▶ _Written request_
Copy the data exactly as it appears, and do not include any pictures.
══════
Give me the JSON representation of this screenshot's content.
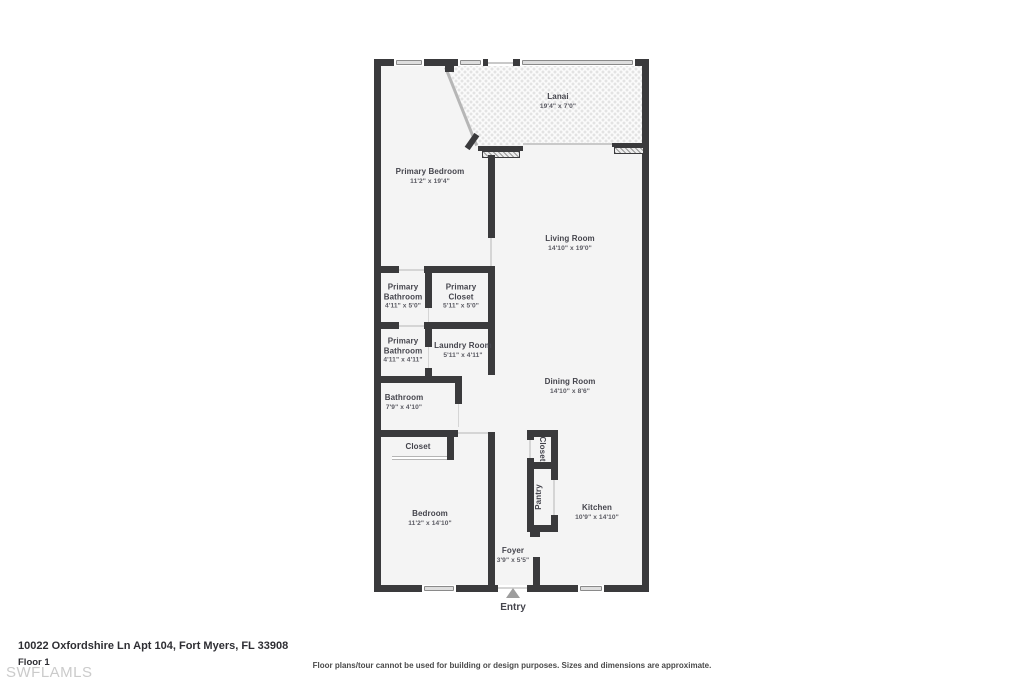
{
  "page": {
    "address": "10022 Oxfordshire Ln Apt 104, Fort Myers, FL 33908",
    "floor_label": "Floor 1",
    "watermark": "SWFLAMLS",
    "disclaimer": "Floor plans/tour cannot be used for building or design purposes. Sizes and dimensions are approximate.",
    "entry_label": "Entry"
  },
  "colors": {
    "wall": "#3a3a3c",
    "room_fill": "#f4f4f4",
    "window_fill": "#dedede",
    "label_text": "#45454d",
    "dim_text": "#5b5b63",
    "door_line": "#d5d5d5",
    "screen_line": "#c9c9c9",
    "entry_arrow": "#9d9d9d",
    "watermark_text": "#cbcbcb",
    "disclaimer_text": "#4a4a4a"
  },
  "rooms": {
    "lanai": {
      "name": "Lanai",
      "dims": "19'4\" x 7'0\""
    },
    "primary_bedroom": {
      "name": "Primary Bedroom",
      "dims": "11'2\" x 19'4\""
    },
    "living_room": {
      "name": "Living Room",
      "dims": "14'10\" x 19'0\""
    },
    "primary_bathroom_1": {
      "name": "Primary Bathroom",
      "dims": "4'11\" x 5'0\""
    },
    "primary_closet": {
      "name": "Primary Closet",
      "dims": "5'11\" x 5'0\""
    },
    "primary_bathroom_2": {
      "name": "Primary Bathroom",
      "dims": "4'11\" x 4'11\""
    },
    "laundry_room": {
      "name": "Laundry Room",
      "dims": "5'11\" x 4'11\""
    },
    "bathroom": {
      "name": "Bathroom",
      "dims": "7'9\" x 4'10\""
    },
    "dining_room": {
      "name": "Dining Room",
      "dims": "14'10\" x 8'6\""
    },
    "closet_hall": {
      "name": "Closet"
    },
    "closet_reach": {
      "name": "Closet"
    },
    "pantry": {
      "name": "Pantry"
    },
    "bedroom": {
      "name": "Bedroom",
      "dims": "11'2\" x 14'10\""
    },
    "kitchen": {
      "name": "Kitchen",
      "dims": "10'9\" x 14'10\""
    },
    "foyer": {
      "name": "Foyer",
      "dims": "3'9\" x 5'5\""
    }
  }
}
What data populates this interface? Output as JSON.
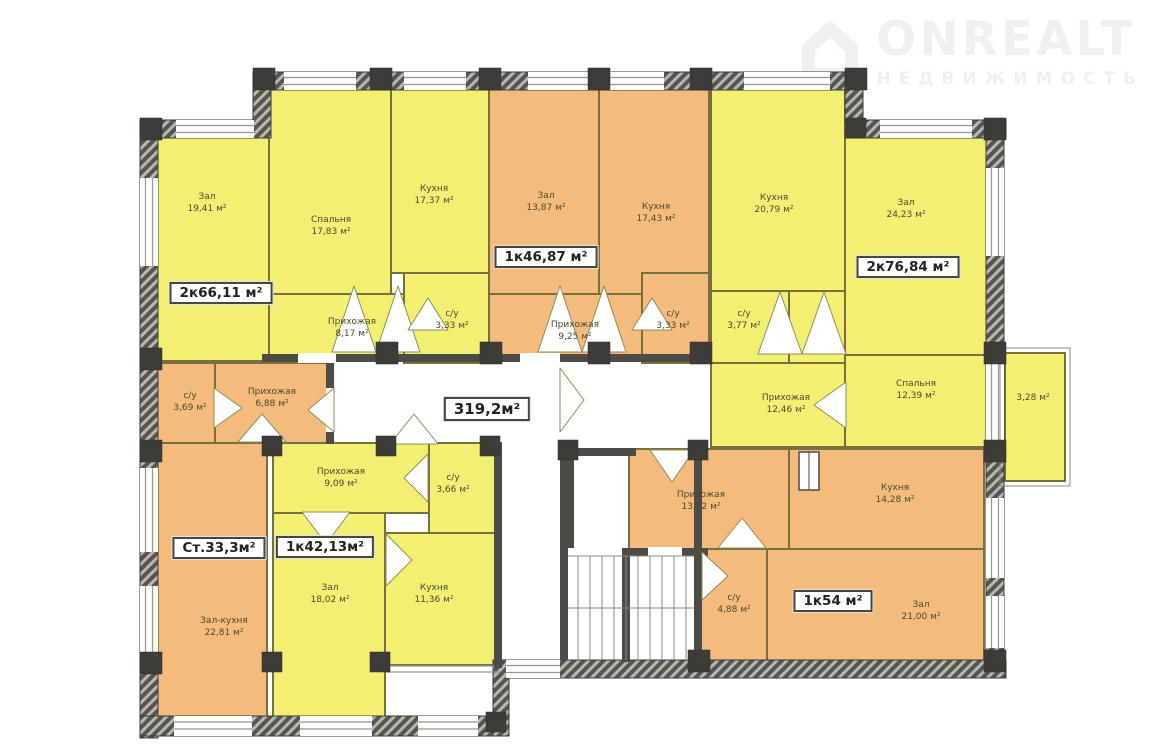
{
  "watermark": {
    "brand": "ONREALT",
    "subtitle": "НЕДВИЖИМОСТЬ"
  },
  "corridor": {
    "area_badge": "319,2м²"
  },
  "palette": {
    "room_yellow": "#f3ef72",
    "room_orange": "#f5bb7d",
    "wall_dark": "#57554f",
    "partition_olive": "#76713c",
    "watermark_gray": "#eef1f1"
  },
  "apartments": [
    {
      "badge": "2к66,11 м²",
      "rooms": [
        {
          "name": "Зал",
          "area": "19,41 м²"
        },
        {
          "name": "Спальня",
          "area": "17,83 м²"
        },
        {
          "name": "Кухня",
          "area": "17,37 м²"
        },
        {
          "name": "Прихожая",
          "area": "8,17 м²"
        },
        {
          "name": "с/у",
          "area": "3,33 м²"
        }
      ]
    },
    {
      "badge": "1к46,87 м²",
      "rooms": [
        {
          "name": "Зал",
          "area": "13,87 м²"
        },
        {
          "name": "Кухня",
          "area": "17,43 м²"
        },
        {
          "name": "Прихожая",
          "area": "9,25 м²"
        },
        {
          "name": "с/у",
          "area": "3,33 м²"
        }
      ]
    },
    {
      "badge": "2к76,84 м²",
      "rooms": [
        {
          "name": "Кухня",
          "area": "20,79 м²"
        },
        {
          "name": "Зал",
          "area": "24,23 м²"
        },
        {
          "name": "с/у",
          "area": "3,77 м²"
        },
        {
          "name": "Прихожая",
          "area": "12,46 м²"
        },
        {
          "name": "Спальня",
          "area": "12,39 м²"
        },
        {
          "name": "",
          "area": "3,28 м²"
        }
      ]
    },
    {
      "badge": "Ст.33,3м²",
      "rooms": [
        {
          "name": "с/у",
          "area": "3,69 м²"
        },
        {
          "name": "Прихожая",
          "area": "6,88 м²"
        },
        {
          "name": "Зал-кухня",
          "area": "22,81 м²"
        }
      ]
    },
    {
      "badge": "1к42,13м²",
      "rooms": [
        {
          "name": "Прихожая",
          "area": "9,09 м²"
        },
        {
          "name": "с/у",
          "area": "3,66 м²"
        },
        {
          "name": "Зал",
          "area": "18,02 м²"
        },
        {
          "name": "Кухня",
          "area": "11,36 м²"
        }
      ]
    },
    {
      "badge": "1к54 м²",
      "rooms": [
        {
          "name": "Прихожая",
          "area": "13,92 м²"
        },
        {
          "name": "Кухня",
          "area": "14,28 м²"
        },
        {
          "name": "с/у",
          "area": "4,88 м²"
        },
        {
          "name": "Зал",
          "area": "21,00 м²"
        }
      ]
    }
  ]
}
══════
▶ _Expected output_
Give me the JSON representation of this screenshot's content.
{
  "page": {
    "address": "10022 Oxfordshire Ln Apt 104, Fort Myers, FL 33908",
    "floor_label": "Floor 1",
    "watermark": "SWFLAMLS",
    "disclaimer": "Floor plans/tour cannot be used for building or design purposes. Sizes and dimensions are approximate.",
    "entry_label": "Entry"
  },
  "colors": {
    "wall": "#3a3a3c",
    "room_fill": "#f4f4f4",
    "window_fill": "#dedede",
    "label_text": "#45454d",
    "dim_text": "#5b5b63",
    "door_line": "#d5d5d5",
    "screen_line": "#c9c9c9",
    "entry_arrow": "#9d9d9d",
    "watermark_text": "#cbcbcb",
    "disclaimer_text": "#4a4a4a"
  },
  "rooms": {
    "lanai": {
      "name": "Lanai",
      "dims": "19'4\" x 7'0\""
    },
    "primary_bedroom": {
      "name": "Primary Bedroom",
      "dims": "11'2\" x 19'4\""
    },
    "living_room": {
      "name": "Living Room",
      "dims": "14'10\" x 19'0\""
    },
    "primary_bathroom_1": {
      "name": "Primary Bathroom",
      "dims": "4'11\" x 5'0\""
    },
    "primary_closet": {
      "name": "Primary Closet",
      "dims": "5'11\" x 5'0\""
    },
    "primary_bathroom_2": {
      "name": "Primary Bathroom",
      "dims": "4'11\" x 4'11\""
    },
    "laundry_room": {
      "name": "Laundry Room",
      "dims": "5'11\" x 4'11\""
    },
    "bathroom": {
      "name": "Bathroom",
      "dims": "7'9\" x 4'10\""
    },
    "dining_room": {
      "name": "Dining Room",
      "dims": "14'10\" x 8'6\""
    },
    "closet_hall": {
      "name": "Closet"
    },
    "closet_reach": {
      "name": "Closet"
    },
    "pantry": {
      "name": "Pantry"
    },
    "bedroom": {
      "name": "Bedroom",
      "dims": "11'2\" x 14'10\""
    },
    "kitchen": {
      "name": "Kitchen",
      "dims": "10'9\" x 14'10\""
    },
    "foyer": {
      "name": "Foyer",
      "dims": "3'9\" x 5'5\""
    }
  }
}
What data populates this interface? Output as JSON.
{
  "watermark": {
    "brand": "ONREALT",
    "subtitle": "НЕДВИЖИМОСТЬ"
  },
  "corridor": {
    "area_badge": "319,2м²"
  },
  "palette": {
    "room_yellow": "#f3ef72",
    "room_orange": "#f5bb7d",
    "wall_dark": "#57554f",
    "partition_olive": "#76713c",
    "watermark_gray": "#eef1f1"
  },
  "apartments": [
    {
      "badge": "2к66,11 м²",
      "rooms": [
        {
          "name": "Зал",
          "area": "19,41 м²"
        },
        {
          "name": "Спальня",
          "area": "17,83 м²"
        },
        {
          "name": "Кухня",
          "area": "17,37 м²"
        },
        {
          "name": "Прихожая",
          "area": "8,17 м²"
        },
        {
          "name": "с/у",
          "area": "3,33 м²"
        }
      ]
    },
    {
      "badge": "1к46,87 м²",
      "rooms": [
        {
          "name": "Зал",
          "area": "13,87 м²"
        },
        {
          "name": "Кухня",
          "area": "17,43 м²"
        },
        {
          "name": "Прихожая",
          "area": "9,25 м²"
        },
        {
          "name": "с/у",
          "area": "3,33 м²"
        }
      ]
    },
    {
      "badge": "2к76,84 м²",
      "rooms": [
        {
          "name": "Кухня",
          "area": "20,79 м²"
        },
        {
          "name": "Зал",
          "area": "24,23 м²"
        },
        {
          "name": "с/у",
          "area": "3,77 м²"
        },
        {
          "name": "Прихожая",
          "area": "12,46 м²"
        },
        {
          "name": "Спальня",
          "area": "12,39 м²"
        },
        {
          "name": "",
          "area": "3,28 м²"
        }
      ]
    },
    {
      "badge": "Ст.33,3м²",
      "rooms": [
        {
          "name": "с/у",
          "area": "3,69 м²"
        },
        {
          "name": "Прихожая",
          "area": "6,88 м²"
        },
        {
          "name": "Зал-кухня",
          "area": "22,81 м²"
        }
      ]
    },
    {
      "badge": "1к42,13м²",
      "rooms": [
        {
          "name": "Прихожая",
          "area": "9,09 м²"
        },
        {
          "name": "с/у",
          "area": "3,66 м²"
        },
        {
          "name": "Зал",
          "area": "18,02 м²"
        },
        {
          "name": "Кухня",
          "area": "11,36 м²"
        }
      ]
    },
    {
      "badge": "1к54 м²",
      "rooms": [
        {
          "name": "Прихожая",
          "area": "13,92 м²"
        },
        {
          "name": "Кухня",
          "area": "14,28 м²"
        },
        {
          "name": "с/у",
          "area": "4,88 м²"
        },
        {
          "name": "Зал",
          "area": "21,00 м²"
        }
      ]
    }
  ]
}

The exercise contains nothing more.